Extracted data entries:
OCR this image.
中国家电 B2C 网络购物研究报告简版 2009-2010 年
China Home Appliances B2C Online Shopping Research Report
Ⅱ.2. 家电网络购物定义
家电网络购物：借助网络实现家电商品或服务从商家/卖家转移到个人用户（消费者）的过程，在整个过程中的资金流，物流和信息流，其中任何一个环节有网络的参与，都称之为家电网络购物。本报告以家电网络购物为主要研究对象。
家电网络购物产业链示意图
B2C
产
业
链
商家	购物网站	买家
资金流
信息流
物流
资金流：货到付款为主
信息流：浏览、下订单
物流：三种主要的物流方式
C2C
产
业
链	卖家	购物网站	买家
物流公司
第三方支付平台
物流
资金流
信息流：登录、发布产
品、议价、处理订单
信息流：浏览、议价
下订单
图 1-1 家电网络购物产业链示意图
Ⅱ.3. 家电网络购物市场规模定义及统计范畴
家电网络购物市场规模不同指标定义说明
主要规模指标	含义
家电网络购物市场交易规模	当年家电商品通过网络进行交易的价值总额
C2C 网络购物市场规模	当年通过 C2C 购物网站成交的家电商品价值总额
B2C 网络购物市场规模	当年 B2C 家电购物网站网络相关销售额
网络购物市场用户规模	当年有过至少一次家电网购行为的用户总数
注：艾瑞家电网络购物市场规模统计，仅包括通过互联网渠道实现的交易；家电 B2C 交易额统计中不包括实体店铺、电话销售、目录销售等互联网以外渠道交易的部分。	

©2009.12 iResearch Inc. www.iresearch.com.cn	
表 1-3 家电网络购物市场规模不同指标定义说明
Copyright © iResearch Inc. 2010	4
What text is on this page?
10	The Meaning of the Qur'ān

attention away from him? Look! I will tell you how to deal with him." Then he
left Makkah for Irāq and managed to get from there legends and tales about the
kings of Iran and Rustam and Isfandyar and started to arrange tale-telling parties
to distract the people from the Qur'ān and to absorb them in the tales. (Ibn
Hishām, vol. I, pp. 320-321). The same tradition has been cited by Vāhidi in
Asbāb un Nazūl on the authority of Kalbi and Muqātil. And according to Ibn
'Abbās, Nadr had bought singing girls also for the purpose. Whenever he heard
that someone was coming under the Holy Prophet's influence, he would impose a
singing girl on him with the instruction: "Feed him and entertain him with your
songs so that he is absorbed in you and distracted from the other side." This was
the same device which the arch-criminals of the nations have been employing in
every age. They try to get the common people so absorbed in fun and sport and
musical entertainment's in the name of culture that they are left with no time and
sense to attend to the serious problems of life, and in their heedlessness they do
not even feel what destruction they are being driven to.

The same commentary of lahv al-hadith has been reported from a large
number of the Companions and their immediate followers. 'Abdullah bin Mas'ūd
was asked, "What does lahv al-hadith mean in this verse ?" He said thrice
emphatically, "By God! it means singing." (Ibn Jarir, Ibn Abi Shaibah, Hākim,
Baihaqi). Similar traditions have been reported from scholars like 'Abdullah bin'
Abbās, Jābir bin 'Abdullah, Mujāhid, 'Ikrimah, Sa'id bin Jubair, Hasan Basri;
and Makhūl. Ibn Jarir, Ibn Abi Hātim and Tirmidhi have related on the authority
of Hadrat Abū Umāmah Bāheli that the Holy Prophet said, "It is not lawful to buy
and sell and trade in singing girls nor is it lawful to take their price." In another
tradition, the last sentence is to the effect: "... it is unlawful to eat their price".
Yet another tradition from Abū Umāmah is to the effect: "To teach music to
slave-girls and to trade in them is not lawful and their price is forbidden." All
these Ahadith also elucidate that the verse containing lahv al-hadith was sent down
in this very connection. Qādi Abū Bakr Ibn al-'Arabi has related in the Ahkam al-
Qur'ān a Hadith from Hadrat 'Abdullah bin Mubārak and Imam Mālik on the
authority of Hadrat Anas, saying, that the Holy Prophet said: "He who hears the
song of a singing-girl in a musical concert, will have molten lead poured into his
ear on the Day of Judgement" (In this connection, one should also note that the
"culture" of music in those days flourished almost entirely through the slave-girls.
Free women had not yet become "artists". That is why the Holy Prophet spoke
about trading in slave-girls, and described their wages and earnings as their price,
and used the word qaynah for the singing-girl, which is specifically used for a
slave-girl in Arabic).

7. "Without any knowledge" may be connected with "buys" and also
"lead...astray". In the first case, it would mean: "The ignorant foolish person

» WHAT IS NEEDED
Find the string "Hadrat" in the entries above and return each line that holds it.

» EXPECTED OUTPUT
of Hadrat Abū Umāmah Bāheli that the Holy Prophet said, "It is not lawful to buy
Qur'ān a Hadith from Hadrat 'Abdullah bin Mubārak and Imam Mālik on the
authority of Hadrat Anas, saying, that the Holy Prophet said: "He who hears the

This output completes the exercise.